### Aim of the task
Locate the lines of the listing below that hold "bottom", then copy each of them.

Figure contents as structured data
★ ★ ★ ★ ★ ★ ★
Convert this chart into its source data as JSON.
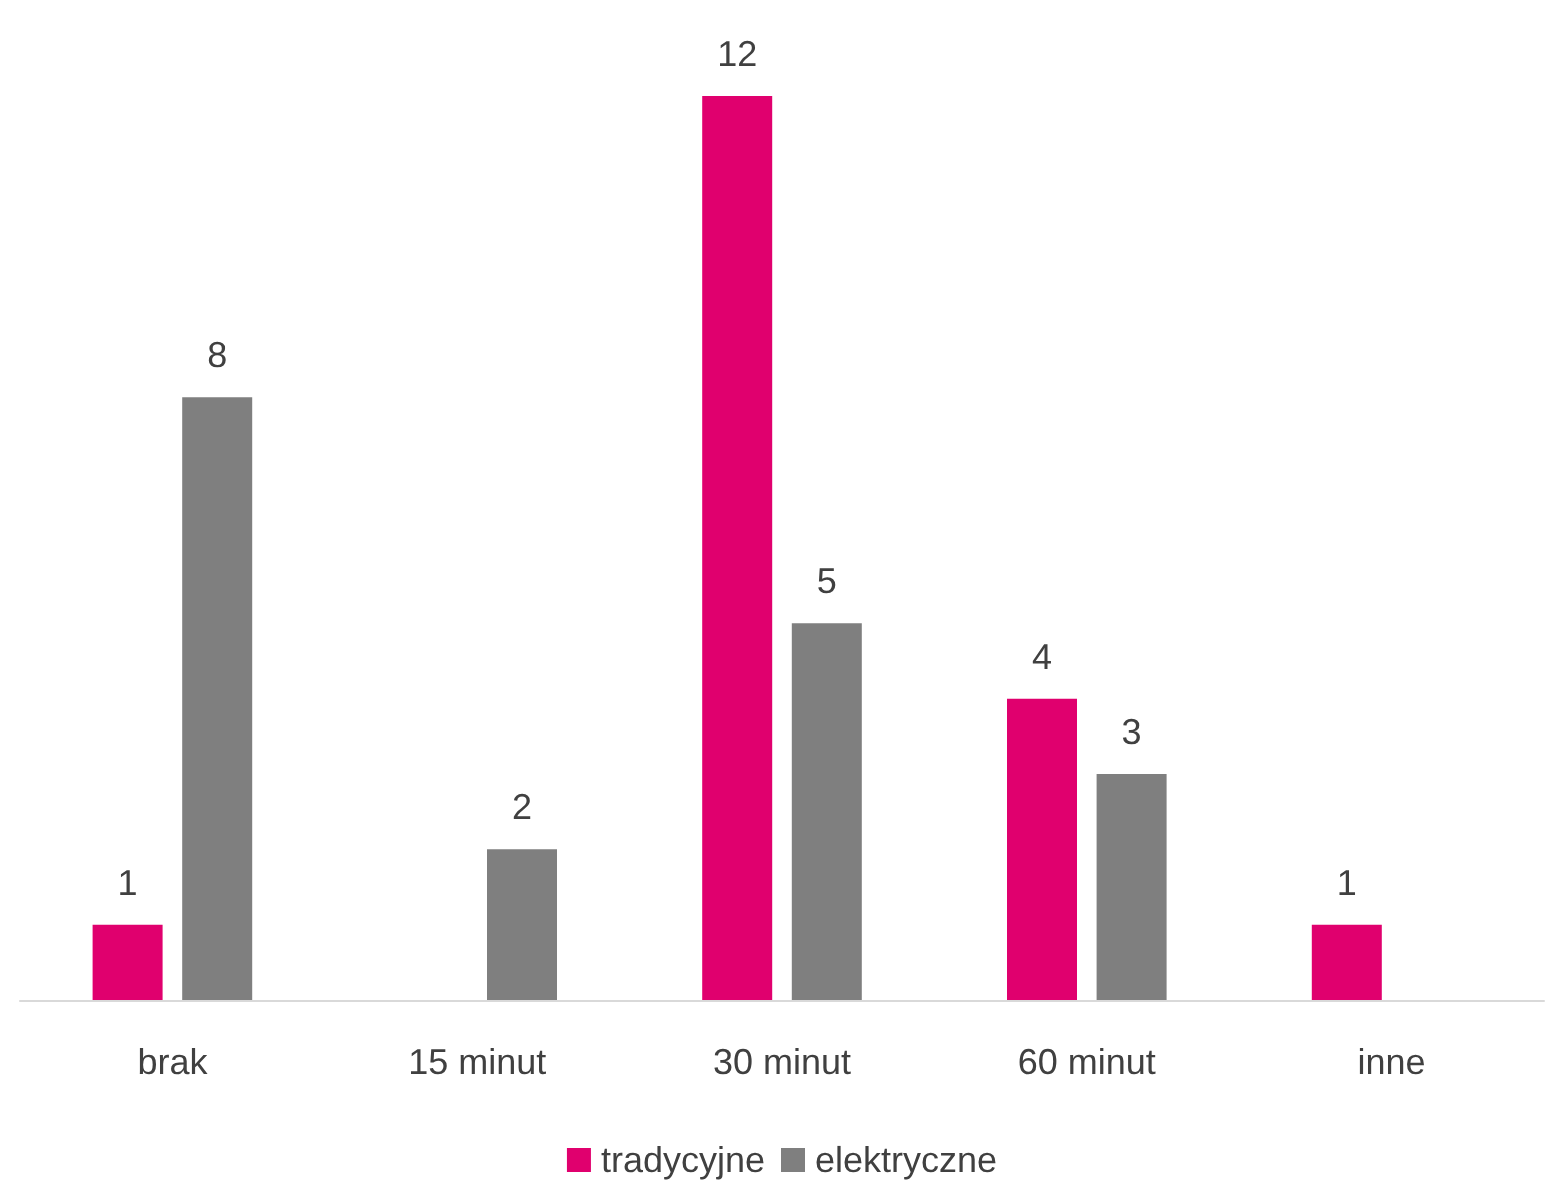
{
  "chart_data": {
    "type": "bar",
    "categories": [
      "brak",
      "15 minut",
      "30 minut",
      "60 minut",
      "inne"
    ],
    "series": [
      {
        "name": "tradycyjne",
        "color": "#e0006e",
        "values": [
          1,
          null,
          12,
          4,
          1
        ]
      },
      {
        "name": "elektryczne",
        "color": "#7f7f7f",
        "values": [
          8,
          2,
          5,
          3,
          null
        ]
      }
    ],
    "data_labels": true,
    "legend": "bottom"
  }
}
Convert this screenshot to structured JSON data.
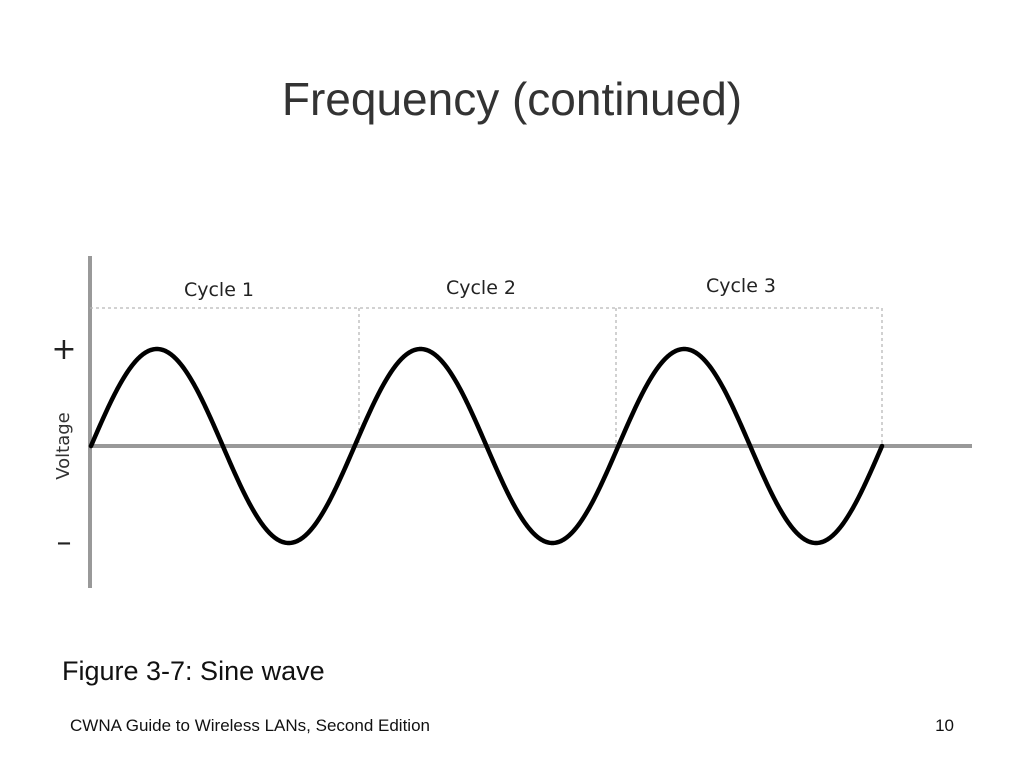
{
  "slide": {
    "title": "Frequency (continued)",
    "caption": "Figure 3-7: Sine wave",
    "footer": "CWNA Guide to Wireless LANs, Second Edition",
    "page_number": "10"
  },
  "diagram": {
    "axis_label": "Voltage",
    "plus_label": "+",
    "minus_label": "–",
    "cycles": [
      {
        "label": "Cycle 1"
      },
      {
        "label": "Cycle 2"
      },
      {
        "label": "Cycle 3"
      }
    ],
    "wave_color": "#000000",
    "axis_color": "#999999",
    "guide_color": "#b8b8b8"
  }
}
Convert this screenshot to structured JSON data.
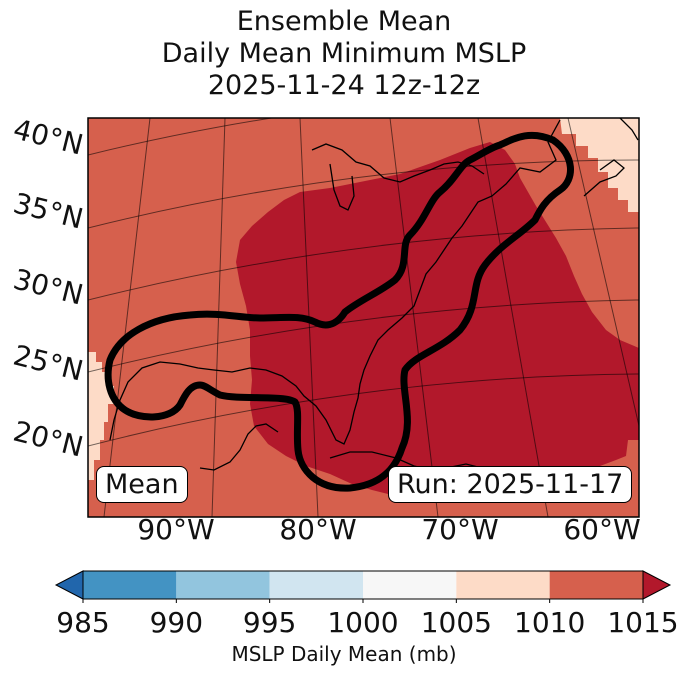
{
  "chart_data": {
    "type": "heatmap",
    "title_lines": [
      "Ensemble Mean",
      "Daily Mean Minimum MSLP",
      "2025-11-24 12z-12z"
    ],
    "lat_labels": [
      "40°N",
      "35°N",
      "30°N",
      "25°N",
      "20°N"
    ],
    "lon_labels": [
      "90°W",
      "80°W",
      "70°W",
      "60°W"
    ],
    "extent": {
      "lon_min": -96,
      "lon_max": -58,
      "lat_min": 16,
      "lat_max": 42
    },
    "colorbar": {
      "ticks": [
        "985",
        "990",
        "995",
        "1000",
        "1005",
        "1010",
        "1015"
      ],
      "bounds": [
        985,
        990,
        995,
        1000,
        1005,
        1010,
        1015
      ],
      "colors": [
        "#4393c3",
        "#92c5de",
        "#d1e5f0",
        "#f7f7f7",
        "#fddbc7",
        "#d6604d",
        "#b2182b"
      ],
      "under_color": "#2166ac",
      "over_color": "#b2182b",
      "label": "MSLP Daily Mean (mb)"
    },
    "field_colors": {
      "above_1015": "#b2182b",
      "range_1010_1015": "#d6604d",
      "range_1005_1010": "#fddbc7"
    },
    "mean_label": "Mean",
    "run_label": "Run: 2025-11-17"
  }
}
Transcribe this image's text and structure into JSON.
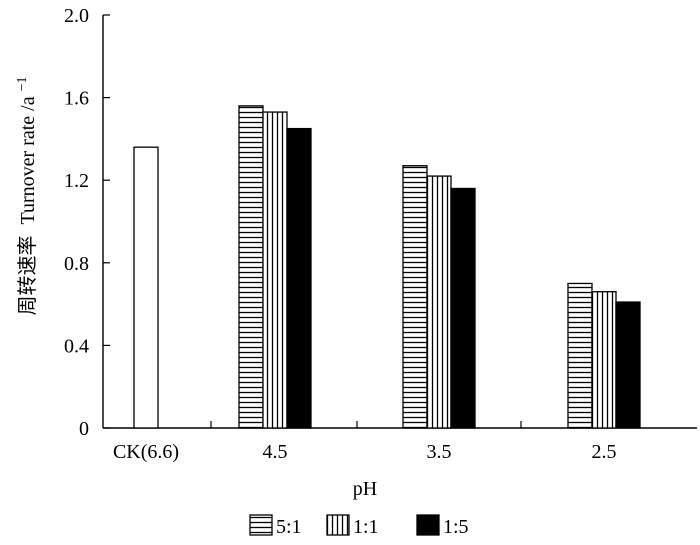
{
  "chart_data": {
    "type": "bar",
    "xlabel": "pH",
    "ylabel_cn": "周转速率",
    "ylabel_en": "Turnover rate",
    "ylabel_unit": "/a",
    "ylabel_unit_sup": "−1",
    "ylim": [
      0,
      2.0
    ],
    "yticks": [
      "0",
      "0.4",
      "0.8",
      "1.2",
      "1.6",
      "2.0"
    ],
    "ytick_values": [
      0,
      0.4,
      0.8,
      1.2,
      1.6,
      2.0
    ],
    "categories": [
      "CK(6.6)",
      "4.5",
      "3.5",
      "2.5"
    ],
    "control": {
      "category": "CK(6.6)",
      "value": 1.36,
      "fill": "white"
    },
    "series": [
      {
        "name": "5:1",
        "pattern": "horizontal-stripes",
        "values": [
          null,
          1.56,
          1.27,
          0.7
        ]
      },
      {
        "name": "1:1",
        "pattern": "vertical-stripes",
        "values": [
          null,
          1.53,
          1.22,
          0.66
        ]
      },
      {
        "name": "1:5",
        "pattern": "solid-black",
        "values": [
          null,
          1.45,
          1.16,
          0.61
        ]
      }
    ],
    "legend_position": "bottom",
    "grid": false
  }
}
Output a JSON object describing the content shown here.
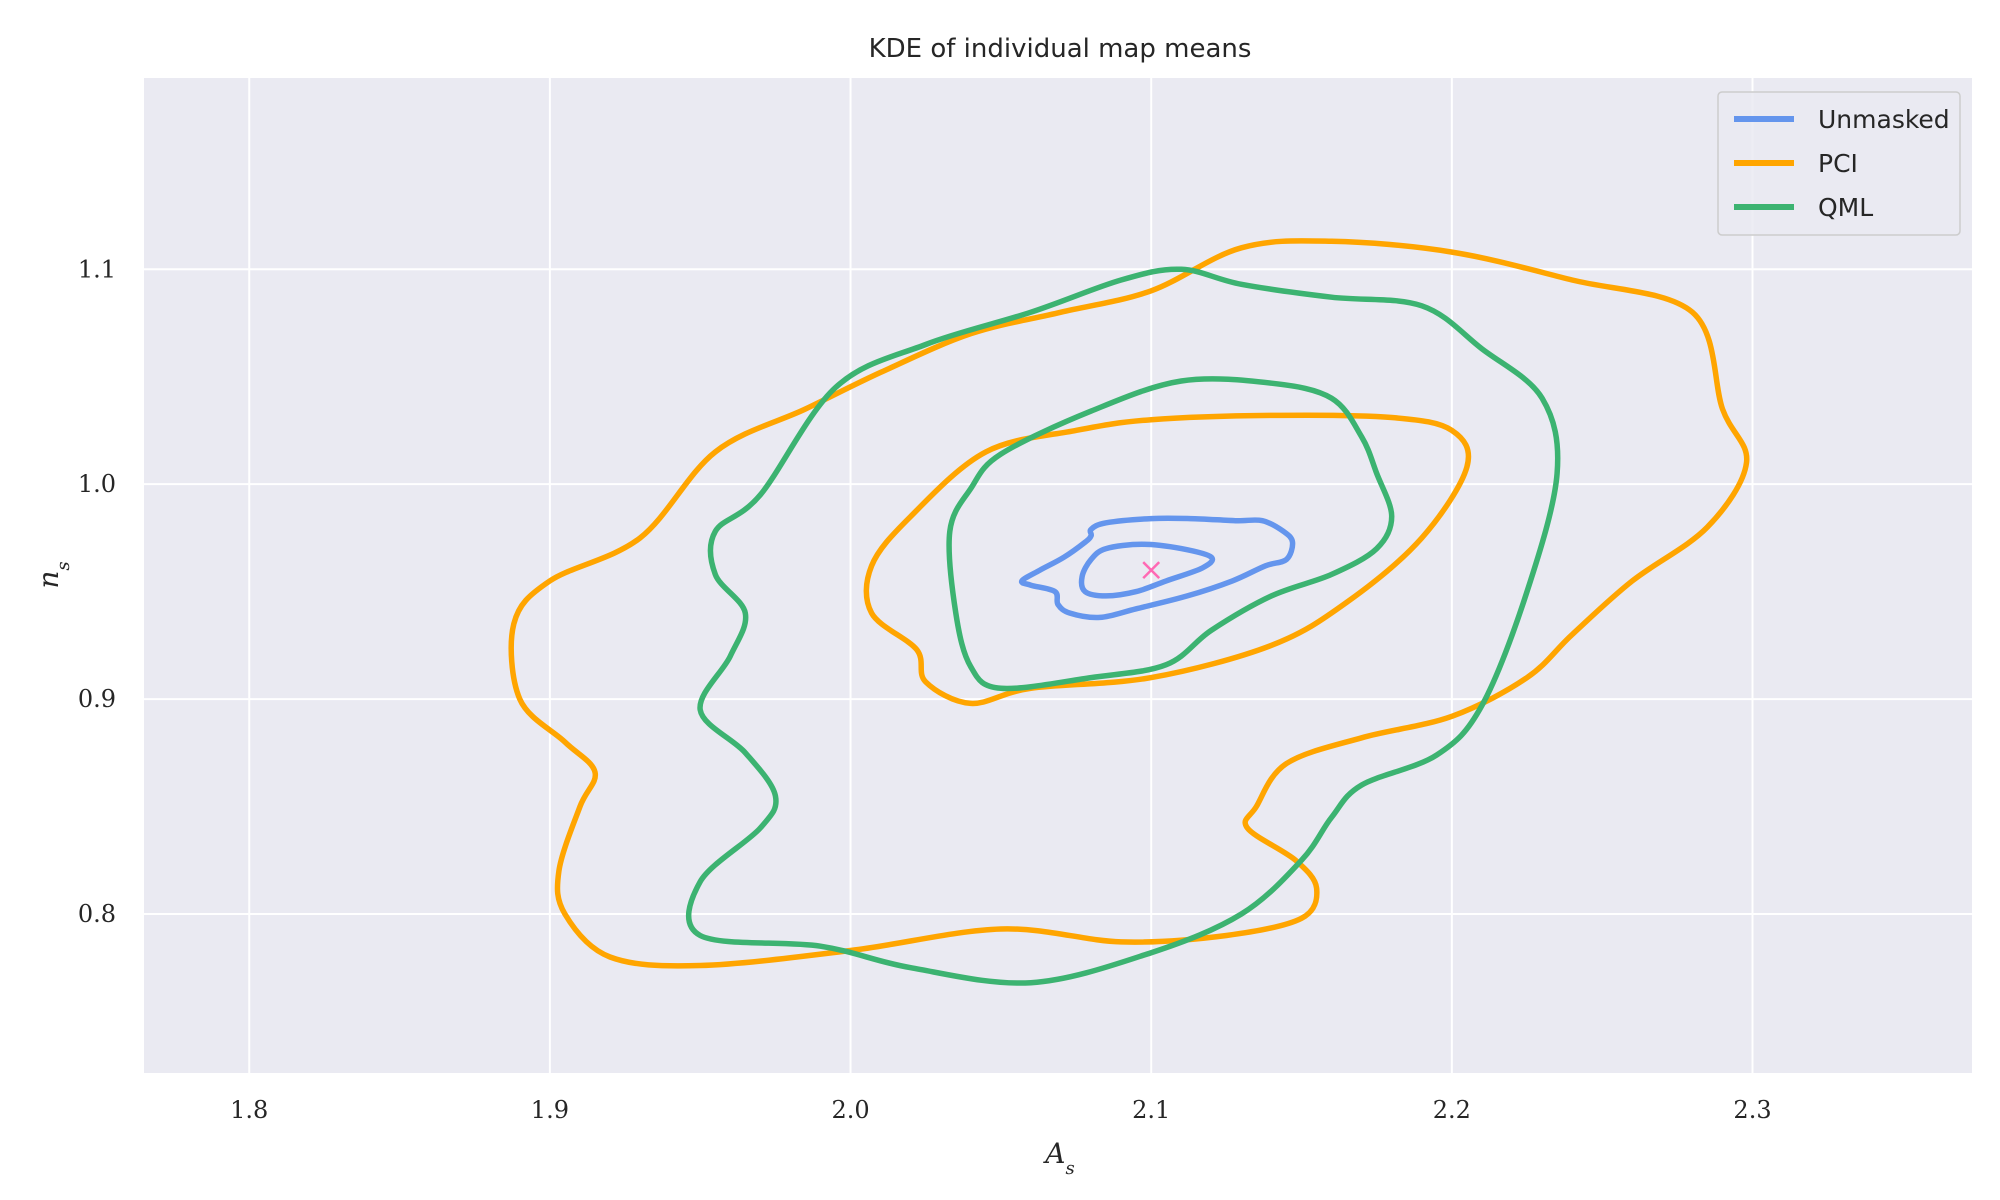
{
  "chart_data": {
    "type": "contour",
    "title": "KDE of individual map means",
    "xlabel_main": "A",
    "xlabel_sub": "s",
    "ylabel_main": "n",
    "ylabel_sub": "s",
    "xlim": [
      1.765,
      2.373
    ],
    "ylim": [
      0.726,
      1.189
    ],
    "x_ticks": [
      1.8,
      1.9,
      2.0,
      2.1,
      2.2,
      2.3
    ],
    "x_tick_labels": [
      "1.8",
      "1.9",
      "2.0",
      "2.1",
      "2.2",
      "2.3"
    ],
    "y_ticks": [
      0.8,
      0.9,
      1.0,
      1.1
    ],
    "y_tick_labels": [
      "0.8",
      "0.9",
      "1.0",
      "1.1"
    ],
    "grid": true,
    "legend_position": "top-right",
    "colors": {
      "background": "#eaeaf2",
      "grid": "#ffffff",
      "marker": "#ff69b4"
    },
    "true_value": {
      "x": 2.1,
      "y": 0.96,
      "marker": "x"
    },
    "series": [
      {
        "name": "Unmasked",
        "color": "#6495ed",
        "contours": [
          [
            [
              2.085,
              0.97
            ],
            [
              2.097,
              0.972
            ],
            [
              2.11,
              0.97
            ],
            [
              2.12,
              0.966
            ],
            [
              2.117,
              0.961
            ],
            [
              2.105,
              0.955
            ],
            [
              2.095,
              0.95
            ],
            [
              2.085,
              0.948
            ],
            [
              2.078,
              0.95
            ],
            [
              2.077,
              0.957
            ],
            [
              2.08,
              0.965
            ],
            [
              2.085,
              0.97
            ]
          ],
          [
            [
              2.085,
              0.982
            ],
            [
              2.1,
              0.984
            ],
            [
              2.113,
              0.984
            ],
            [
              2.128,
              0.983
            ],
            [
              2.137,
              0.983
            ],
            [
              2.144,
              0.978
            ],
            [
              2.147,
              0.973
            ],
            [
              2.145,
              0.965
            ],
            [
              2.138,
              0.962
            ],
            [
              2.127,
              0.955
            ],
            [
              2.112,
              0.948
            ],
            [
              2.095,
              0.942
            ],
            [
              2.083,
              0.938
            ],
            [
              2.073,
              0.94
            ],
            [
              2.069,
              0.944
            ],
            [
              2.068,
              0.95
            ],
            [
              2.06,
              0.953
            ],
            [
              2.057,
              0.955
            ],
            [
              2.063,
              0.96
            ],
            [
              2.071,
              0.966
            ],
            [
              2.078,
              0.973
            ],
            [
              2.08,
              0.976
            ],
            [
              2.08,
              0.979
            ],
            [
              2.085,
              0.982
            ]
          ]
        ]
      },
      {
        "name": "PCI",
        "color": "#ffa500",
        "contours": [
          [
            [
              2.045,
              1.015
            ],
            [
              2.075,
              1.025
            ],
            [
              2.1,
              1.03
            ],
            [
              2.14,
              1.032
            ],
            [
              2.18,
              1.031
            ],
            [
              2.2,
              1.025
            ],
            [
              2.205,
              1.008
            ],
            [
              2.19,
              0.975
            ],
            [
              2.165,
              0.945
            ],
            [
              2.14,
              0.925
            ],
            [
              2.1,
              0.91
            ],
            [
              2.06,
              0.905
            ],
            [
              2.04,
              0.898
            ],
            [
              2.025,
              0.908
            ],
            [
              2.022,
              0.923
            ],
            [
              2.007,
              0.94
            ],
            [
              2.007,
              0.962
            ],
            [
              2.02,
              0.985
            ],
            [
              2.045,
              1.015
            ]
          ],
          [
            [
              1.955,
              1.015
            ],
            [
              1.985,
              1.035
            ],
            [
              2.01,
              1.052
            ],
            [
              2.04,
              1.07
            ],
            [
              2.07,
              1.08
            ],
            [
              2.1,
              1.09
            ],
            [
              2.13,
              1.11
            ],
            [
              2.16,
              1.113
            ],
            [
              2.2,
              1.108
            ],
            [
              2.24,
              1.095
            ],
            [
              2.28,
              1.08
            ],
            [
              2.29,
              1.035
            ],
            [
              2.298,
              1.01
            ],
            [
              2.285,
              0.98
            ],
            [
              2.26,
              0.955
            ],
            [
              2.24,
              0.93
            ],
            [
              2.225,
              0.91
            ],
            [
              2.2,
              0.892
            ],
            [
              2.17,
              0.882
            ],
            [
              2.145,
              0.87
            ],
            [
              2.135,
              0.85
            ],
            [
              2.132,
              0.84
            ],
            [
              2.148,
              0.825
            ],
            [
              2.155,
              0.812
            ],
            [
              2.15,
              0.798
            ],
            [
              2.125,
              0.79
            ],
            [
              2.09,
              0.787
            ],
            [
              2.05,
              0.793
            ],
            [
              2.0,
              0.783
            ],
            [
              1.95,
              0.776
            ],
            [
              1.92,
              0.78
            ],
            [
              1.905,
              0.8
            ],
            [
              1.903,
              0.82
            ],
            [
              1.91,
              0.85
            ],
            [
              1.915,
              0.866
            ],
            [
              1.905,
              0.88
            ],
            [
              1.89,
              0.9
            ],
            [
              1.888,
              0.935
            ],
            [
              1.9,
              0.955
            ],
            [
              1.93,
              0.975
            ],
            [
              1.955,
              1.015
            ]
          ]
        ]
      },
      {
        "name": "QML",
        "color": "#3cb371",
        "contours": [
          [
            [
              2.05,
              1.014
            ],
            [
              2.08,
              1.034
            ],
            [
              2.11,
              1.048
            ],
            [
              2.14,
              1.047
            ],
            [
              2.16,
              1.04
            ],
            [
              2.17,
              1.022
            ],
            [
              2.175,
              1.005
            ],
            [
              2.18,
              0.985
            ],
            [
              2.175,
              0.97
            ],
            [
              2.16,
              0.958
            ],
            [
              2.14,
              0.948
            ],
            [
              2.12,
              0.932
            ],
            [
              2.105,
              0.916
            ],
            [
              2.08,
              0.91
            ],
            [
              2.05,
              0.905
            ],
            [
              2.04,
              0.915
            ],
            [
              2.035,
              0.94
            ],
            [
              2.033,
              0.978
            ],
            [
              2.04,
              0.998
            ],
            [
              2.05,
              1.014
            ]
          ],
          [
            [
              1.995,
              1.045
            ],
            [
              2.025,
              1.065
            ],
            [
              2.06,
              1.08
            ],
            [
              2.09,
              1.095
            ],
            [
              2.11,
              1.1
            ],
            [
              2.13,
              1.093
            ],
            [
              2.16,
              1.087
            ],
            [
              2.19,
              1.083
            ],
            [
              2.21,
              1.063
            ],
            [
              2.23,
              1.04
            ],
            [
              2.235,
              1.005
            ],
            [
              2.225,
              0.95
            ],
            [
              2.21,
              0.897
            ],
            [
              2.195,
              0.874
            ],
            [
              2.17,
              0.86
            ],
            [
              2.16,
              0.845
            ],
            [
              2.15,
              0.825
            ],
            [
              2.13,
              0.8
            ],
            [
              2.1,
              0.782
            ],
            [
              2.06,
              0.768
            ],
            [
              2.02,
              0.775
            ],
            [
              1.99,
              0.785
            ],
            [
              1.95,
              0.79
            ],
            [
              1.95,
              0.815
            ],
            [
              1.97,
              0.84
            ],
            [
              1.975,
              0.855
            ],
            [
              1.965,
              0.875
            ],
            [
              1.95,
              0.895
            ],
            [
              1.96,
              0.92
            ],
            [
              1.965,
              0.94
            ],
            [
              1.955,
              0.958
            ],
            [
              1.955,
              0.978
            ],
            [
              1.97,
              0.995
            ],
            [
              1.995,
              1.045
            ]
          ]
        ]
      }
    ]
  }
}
★ ★ ★ ★ ★ ★ ★
### Answer in full
    "legend": "bottom"
    "legend_position": "bottom",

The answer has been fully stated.